#### GIVEN DATA
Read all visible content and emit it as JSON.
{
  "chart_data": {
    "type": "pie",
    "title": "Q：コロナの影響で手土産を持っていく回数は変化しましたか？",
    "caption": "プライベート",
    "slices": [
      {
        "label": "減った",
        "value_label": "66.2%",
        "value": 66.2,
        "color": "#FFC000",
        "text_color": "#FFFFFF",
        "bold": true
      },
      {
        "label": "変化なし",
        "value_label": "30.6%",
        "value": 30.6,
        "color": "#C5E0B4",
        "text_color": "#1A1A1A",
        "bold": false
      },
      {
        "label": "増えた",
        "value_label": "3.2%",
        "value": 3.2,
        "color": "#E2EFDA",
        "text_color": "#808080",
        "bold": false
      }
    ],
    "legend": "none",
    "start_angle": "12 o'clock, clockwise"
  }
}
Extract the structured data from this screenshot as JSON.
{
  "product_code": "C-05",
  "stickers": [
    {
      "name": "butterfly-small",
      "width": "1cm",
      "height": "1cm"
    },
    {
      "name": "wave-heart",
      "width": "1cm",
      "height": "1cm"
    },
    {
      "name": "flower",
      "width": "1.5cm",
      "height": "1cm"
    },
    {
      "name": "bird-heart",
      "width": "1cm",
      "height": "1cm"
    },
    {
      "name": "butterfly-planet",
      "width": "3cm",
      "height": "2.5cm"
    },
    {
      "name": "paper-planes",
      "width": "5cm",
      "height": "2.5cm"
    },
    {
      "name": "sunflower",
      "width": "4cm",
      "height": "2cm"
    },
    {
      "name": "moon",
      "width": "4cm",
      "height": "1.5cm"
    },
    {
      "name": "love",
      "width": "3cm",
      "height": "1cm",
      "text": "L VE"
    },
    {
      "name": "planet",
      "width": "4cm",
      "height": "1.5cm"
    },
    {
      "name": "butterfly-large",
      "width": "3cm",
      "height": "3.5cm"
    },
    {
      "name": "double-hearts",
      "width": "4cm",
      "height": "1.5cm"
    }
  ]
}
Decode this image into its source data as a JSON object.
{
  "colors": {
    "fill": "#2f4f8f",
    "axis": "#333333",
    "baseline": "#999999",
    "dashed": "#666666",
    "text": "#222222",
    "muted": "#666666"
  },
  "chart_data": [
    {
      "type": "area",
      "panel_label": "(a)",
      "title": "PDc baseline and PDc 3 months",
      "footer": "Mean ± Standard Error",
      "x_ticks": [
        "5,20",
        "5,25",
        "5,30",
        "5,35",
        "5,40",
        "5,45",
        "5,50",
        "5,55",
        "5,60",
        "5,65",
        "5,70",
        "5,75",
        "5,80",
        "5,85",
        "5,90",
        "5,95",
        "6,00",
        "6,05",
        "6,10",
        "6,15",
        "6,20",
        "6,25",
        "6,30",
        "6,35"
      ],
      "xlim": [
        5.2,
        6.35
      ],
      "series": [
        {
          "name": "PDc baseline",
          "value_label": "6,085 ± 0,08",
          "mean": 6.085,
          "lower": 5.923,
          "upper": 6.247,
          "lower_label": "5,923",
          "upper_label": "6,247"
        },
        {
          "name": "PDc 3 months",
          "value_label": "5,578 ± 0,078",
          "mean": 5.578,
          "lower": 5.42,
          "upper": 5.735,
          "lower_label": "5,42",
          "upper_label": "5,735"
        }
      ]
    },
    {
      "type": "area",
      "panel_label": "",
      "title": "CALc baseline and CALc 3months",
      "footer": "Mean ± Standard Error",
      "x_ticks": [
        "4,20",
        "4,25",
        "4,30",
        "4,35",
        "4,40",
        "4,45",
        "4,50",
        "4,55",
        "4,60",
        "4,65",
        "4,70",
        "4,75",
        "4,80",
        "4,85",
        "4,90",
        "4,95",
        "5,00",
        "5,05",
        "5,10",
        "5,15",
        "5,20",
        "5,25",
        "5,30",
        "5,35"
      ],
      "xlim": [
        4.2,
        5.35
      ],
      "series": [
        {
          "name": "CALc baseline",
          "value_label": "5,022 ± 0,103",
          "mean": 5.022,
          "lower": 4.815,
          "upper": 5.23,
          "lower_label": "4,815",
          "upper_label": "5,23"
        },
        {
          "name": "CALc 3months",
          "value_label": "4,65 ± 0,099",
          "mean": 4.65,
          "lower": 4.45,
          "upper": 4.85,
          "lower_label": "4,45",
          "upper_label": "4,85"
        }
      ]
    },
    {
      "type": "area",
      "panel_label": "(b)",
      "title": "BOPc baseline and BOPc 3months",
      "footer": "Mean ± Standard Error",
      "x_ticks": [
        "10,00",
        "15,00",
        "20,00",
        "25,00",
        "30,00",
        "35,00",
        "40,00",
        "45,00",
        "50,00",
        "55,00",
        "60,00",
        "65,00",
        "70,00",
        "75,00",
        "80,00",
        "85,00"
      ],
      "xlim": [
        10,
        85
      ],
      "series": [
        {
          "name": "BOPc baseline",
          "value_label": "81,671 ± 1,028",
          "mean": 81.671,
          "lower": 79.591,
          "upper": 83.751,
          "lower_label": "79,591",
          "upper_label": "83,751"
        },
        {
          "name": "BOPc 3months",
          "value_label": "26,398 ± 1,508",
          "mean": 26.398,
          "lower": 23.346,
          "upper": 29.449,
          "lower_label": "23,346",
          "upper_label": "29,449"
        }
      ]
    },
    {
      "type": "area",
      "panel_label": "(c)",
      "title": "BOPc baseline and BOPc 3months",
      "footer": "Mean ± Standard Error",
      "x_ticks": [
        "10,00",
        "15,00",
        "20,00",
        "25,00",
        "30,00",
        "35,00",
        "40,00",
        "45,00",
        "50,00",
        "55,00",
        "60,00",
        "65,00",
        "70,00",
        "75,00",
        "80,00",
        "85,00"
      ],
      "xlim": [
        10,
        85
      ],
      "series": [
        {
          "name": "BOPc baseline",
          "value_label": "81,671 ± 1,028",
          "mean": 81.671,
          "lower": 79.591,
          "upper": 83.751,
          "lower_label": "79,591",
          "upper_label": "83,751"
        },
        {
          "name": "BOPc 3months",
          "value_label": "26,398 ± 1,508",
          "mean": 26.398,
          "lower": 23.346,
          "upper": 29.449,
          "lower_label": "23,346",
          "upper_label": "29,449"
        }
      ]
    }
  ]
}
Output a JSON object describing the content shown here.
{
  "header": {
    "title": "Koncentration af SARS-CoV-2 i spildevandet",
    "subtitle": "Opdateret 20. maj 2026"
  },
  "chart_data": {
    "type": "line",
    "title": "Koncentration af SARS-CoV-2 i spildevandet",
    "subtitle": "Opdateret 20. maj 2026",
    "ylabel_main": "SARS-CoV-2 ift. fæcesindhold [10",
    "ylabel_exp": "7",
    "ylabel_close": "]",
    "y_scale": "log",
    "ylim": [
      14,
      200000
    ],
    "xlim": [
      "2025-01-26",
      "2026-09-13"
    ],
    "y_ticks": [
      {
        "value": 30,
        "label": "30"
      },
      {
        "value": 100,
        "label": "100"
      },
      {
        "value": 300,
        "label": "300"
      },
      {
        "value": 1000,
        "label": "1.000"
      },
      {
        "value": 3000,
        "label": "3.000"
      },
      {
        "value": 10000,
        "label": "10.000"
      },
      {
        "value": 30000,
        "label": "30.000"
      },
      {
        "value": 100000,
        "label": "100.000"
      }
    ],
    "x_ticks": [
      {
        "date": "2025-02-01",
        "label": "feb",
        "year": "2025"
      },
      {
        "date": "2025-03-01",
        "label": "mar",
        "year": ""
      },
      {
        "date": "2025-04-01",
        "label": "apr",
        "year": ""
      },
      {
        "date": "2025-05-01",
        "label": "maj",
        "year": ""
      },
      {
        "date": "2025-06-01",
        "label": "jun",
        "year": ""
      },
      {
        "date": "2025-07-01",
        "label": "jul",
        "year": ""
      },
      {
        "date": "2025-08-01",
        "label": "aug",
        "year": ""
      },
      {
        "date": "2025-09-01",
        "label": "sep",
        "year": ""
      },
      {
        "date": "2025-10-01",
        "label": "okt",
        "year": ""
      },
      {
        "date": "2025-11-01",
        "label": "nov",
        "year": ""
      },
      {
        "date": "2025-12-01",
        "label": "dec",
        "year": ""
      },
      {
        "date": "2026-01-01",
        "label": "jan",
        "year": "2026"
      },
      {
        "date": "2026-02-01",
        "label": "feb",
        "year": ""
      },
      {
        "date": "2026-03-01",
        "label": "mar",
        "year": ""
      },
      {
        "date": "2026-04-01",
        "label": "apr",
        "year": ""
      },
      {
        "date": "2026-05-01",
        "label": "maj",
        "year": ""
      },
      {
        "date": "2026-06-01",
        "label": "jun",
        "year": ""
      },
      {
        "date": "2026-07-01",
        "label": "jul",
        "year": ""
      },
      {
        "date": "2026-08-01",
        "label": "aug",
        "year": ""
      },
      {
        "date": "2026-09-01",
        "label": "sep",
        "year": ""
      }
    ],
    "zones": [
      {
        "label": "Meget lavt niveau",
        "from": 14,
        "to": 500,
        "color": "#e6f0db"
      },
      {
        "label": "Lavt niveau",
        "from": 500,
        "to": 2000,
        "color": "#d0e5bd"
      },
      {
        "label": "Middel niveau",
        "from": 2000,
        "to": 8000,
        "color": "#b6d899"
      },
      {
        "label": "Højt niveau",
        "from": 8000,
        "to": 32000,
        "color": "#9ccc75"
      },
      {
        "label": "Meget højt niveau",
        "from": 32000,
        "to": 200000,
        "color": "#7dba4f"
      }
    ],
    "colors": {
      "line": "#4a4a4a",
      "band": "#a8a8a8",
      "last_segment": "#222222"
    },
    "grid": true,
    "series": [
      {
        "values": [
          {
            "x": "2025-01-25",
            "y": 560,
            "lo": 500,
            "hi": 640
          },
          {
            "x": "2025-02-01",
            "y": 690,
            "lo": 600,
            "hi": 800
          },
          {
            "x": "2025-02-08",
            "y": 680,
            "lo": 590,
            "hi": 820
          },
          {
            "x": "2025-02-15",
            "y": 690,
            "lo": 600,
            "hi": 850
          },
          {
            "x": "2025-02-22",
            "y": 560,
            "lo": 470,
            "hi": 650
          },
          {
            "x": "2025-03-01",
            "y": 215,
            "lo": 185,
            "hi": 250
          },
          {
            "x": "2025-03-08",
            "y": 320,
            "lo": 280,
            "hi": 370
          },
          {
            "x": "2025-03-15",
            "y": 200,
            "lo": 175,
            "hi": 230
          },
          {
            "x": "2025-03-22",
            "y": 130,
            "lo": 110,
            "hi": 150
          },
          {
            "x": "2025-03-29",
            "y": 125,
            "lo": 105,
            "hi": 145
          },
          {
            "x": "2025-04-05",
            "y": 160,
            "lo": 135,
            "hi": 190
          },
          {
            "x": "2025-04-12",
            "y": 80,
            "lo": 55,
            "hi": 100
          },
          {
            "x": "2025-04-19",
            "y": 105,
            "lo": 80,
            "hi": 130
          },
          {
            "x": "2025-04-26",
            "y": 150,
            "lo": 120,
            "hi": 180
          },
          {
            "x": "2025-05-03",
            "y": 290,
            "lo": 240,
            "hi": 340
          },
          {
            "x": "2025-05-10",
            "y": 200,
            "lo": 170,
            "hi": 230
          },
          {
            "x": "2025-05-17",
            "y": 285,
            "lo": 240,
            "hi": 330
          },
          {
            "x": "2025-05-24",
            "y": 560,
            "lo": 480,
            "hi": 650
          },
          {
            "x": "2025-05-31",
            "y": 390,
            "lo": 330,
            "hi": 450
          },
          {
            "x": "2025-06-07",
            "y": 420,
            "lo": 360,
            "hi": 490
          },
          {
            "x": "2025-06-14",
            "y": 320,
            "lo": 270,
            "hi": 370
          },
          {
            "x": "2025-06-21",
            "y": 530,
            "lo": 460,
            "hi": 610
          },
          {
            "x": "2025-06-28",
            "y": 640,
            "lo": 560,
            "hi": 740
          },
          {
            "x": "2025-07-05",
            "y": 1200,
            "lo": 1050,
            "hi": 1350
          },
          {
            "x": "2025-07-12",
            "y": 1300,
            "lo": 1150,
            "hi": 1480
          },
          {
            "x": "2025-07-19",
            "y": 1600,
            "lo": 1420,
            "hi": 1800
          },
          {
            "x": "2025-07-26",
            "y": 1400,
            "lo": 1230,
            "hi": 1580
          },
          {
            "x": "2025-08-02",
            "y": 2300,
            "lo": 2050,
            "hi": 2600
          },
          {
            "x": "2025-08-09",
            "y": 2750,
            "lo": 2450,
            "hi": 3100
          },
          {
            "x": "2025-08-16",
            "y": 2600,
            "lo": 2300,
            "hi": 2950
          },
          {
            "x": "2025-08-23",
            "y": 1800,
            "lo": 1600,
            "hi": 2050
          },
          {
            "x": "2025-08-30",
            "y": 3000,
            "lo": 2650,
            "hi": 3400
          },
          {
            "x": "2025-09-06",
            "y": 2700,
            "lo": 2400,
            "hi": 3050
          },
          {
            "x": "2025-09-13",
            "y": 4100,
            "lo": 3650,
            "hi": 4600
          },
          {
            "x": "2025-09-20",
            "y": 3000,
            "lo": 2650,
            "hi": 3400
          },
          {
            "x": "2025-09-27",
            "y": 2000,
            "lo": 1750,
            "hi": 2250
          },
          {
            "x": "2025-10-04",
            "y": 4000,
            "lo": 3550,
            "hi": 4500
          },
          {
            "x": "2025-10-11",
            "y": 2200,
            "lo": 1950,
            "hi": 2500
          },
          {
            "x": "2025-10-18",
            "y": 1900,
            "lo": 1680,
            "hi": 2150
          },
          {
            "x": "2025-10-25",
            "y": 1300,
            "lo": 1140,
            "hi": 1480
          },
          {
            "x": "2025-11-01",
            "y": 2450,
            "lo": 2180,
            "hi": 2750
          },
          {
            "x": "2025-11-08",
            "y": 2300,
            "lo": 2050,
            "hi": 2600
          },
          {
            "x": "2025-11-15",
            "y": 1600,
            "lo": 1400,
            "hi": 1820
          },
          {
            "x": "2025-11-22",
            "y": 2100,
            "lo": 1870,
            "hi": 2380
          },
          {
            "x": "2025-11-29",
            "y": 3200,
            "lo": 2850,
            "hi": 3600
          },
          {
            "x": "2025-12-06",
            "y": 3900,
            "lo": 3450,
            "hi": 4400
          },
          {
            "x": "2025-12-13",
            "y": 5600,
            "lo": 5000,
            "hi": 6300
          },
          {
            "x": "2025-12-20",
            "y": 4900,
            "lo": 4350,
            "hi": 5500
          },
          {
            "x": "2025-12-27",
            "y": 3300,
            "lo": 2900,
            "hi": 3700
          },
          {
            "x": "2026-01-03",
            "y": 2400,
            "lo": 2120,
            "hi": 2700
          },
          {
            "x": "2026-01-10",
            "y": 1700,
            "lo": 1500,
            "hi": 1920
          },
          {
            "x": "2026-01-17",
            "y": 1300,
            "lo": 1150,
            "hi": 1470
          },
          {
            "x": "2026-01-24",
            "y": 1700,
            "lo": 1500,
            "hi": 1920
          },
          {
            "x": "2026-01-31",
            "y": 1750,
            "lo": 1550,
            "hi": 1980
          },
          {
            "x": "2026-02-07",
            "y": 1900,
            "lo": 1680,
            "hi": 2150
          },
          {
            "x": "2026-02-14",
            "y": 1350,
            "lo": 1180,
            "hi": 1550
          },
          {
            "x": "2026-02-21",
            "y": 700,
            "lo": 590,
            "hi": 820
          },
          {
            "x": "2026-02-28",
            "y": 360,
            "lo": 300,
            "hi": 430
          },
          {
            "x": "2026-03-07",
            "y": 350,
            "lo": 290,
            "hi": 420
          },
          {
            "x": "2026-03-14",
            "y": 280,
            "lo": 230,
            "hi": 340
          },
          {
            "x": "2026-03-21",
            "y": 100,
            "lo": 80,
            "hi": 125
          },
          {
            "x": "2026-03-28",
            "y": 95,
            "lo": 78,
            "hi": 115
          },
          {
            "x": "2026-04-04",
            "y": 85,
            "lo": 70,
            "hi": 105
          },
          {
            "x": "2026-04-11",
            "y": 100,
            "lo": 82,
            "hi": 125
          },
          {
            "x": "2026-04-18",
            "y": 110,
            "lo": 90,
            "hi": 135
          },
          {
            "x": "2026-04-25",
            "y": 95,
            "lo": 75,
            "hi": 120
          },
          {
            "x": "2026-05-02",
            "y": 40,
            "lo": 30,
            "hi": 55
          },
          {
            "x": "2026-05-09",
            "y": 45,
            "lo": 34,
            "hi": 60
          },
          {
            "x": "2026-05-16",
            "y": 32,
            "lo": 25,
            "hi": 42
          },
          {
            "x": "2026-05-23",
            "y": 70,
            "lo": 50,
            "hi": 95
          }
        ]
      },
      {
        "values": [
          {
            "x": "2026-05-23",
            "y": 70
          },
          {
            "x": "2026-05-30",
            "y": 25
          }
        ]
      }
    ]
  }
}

#### EXERCISE AIM
Scan the entries above for the word "CALc" and collect each line holding it.

#### ANSWER TO THE PROBLEM
      "title": "CALc baseline and CALc 3months",
          "name": "CALc baseline",
          "name": "CALc 3months",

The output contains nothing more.